- _WORK TO DO_:
In the records below, find each line with the word "from" and copy it.
[start ITEMS]
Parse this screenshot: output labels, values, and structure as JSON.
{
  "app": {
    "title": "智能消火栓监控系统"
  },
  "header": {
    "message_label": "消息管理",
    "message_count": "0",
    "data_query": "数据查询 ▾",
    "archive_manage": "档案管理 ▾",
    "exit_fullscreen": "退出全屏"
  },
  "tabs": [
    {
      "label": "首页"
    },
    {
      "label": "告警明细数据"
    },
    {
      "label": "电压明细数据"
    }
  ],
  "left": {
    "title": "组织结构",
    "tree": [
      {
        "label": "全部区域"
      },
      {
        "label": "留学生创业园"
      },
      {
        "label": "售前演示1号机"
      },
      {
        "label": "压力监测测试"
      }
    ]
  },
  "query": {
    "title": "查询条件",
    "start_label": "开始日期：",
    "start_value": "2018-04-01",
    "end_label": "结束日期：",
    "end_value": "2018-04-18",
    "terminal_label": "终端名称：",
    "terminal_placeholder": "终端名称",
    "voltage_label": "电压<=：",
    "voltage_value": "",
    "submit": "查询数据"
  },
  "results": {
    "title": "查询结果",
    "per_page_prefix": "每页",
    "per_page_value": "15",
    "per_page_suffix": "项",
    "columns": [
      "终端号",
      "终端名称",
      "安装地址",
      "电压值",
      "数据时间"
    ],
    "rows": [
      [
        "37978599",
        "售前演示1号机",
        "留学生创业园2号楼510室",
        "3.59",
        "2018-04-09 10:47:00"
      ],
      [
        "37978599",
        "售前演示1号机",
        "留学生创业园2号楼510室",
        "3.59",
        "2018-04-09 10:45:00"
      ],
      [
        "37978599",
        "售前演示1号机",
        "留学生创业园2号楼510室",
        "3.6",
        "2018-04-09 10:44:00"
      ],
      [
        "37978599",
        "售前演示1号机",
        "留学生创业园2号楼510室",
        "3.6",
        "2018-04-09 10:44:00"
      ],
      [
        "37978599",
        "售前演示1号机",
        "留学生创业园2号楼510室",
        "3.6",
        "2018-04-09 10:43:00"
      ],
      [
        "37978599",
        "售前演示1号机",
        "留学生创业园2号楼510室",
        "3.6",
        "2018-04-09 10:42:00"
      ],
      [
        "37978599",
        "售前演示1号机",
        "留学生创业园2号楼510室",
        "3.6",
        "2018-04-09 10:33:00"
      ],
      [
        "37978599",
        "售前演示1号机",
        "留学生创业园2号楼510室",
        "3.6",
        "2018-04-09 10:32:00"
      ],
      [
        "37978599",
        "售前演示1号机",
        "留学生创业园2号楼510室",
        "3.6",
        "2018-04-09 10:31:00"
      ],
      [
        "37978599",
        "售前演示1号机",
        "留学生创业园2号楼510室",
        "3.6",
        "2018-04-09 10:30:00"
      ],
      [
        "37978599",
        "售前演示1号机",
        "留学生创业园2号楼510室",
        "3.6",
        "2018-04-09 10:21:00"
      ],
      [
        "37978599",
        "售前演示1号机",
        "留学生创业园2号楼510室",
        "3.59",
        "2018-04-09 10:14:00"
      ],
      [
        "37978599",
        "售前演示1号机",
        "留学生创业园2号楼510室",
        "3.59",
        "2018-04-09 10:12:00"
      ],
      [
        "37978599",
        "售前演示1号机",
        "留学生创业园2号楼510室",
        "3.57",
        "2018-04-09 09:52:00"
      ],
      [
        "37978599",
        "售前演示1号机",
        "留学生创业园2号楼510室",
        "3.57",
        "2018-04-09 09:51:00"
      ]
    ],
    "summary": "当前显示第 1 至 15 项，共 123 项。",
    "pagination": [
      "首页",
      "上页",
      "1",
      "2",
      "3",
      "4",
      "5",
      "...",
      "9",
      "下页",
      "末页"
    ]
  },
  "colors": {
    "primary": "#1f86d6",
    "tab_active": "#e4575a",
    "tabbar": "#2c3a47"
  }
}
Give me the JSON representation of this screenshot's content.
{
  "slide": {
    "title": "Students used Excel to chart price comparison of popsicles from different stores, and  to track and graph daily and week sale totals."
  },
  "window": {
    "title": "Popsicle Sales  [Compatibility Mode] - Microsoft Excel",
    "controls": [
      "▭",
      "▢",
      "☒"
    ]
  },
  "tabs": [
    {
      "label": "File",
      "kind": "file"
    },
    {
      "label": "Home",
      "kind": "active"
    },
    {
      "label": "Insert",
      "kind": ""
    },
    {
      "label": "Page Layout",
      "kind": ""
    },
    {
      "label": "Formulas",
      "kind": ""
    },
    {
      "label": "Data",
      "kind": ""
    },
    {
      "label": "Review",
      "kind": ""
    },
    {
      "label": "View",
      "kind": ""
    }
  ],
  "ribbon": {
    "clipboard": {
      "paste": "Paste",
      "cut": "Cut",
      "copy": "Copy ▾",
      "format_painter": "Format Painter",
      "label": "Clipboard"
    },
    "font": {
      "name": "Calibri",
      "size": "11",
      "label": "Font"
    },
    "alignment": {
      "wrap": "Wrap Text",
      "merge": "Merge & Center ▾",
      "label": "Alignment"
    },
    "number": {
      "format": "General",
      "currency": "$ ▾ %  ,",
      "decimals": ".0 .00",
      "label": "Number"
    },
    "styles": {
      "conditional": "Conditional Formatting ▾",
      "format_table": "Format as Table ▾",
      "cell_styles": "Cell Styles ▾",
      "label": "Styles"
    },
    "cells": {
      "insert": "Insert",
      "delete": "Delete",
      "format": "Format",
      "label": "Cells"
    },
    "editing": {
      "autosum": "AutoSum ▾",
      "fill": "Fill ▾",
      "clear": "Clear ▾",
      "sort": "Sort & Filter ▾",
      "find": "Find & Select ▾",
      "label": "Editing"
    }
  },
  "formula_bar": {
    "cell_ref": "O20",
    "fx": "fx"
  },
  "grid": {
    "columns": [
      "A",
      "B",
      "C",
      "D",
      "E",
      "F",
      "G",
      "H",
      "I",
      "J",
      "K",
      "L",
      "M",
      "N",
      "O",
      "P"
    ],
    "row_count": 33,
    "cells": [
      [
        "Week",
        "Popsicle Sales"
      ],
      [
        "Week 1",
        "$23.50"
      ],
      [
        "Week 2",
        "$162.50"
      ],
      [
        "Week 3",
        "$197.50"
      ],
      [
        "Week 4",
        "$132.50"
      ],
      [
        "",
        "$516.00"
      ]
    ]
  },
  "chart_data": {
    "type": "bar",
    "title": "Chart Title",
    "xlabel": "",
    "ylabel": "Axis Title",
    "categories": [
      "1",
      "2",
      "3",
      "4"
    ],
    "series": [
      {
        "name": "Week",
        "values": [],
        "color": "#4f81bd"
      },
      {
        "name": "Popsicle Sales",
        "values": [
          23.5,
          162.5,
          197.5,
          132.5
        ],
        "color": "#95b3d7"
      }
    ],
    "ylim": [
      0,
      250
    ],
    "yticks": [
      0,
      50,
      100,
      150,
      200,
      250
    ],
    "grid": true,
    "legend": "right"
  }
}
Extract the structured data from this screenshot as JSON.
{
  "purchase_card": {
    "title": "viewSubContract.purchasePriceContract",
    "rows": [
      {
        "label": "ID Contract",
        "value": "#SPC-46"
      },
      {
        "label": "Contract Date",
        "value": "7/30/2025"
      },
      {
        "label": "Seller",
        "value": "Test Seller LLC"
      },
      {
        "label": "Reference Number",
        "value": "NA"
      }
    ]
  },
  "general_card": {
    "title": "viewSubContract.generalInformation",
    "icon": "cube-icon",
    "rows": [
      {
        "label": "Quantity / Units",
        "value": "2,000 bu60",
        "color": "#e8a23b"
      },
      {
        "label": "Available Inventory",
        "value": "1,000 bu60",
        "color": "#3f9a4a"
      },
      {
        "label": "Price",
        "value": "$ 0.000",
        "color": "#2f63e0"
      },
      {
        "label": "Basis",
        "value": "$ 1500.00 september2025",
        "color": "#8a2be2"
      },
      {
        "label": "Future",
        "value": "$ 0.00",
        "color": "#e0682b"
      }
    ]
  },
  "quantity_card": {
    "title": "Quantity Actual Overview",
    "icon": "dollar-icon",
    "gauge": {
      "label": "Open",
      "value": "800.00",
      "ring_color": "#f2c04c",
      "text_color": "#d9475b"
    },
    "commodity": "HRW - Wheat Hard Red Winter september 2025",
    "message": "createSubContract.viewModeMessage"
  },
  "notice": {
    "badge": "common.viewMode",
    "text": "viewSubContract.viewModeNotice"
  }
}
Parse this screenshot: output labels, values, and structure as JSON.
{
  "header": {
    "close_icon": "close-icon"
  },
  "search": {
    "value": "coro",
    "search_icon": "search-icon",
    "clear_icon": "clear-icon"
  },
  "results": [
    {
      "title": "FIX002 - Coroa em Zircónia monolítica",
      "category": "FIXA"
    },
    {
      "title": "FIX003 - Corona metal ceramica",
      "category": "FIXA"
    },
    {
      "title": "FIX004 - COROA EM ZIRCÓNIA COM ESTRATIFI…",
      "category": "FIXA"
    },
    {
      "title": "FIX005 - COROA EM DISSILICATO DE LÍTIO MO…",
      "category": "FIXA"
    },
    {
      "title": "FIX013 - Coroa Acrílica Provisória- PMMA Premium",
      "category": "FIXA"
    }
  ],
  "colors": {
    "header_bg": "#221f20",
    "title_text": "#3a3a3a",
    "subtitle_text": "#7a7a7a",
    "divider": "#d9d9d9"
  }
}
[end ITEMS]
- _RESPONSE FOR THIS EXERCISE_:
    "title": "Students used Excel to chart price comparison of popsicles from different stores, and  to track and graph daily and week sale totals."
Extract the structured data from this screenshot as JSON.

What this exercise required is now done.